═════ PROVIDED RECORDS

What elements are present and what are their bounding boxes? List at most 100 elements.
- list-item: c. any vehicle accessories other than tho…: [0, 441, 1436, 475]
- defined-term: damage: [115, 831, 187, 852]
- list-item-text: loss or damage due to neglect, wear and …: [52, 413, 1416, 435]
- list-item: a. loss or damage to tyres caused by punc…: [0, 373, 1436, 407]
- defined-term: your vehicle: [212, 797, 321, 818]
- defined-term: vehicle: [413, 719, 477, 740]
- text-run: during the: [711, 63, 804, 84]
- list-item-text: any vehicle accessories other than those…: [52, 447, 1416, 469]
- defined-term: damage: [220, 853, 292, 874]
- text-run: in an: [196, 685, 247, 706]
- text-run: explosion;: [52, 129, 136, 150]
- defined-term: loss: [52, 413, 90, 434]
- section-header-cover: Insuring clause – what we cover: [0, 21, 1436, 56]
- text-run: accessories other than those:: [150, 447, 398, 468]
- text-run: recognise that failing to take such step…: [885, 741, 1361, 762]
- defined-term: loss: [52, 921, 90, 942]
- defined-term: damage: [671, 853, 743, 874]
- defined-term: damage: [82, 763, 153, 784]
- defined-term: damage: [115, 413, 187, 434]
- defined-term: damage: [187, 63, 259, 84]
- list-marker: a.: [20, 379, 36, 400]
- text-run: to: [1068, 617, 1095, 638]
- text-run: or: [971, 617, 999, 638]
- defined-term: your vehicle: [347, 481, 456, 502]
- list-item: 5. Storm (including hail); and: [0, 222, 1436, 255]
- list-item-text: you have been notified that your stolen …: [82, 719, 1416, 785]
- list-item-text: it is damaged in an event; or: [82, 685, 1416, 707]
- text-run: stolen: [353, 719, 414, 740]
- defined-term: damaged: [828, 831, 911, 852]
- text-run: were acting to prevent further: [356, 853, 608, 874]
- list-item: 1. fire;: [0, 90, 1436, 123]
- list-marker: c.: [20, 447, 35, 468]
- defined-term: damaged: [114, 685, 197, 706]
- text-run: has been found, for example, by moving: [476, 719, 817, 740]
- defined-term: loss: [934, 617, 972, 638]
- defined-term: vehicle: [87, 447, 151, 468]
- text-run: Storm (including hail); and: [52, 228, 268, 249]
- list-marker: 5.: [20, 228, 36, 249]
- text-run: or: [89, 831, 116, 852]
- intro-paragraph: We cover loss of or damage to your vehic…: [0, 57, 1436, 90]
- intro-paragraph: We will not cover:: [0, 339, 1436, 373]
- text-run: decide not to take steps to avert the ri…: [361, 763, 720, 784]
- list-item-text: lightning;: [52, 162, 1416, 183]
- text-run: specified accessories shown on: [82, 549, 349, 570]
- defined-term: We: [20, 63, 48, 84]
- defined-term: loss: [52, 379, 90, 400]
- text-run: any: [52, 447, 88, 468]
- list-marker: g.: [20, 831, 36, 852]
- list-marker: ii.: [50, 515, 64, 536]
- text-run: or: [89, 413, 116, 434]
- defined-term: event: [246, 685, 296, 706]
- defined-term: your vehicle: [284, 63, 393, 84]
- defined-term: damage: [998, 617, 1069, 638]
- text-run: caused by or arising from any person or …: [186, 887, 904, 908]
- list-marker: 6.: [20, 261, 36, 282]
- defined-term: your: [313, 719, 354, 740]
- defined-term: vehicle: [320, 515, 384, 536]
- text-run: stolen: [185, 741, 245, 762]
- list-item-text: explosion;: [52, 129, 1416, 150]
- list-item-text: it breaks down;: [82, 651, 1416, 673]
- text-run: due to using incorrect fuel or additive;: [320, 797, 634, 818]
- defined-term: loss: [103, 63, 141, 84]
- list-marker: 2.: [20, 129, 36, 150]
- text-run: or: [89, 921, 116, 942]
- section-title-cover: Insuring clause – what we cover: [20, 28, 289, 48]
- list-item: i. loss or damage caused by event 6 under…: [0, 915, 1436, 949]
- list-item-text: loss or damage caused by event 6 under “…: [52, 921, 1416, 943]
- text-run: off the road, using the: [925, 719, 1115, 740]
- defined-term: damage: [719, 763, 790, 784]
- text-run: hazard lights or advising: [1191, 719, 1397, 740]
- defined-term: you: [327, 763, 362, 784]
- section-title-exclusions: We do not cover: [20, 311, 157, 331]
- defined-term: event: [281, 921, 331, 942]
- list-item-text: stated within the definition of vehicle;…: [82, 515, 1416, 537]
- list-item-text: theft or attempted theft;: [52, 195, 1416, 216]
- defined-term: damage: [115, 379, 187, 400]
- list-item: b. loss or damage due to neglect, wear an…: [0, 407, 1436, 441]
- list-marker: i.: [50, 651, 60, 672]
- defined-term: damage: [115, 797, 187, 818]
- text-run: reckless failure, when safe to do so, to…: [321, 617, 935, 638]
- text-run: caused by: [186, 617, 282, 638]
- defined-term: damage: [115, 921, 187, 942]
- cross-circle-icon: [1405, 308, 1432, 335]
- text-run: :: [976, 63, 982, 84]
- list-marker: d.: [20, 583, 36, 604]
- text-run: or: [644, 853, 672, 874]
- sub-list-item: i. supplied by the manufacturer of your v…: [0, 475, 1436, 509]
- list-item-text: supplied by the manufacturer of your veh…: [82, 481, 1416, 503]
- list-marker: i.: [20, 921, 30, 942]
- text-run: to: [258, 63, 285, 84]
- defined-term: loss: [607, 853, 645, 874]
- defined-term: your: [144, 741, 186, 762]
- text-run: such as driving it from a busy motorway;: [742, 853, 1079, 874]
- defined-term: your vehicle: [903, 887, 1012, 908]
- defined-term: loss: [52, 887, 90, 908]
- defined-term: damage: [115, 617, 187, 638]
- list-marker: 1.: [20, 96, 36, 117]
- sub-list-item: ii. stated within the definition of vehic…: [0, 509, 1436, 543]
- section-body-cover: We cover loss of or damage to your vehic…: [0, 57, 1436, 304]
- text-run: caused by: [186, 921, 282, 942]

══════════

Rewrite the listing from its first line through the line containing "- list-item-text: loss or damage due", inclusive, replacing "vehicle" with "car" and leaving everything else unchanged.

ANSWER TO THIS TASK |
What elements are present and what are their bounding boxes? List at most 100 elements.
- list-item: c. any car accessories other than tho…: [0, 441, 1436, 475]
- defined-term: damage: [115, 831, 187, 852]
- list-item-text: loss or damage due to neglect, wear and …: [52, 413, 1416, 435]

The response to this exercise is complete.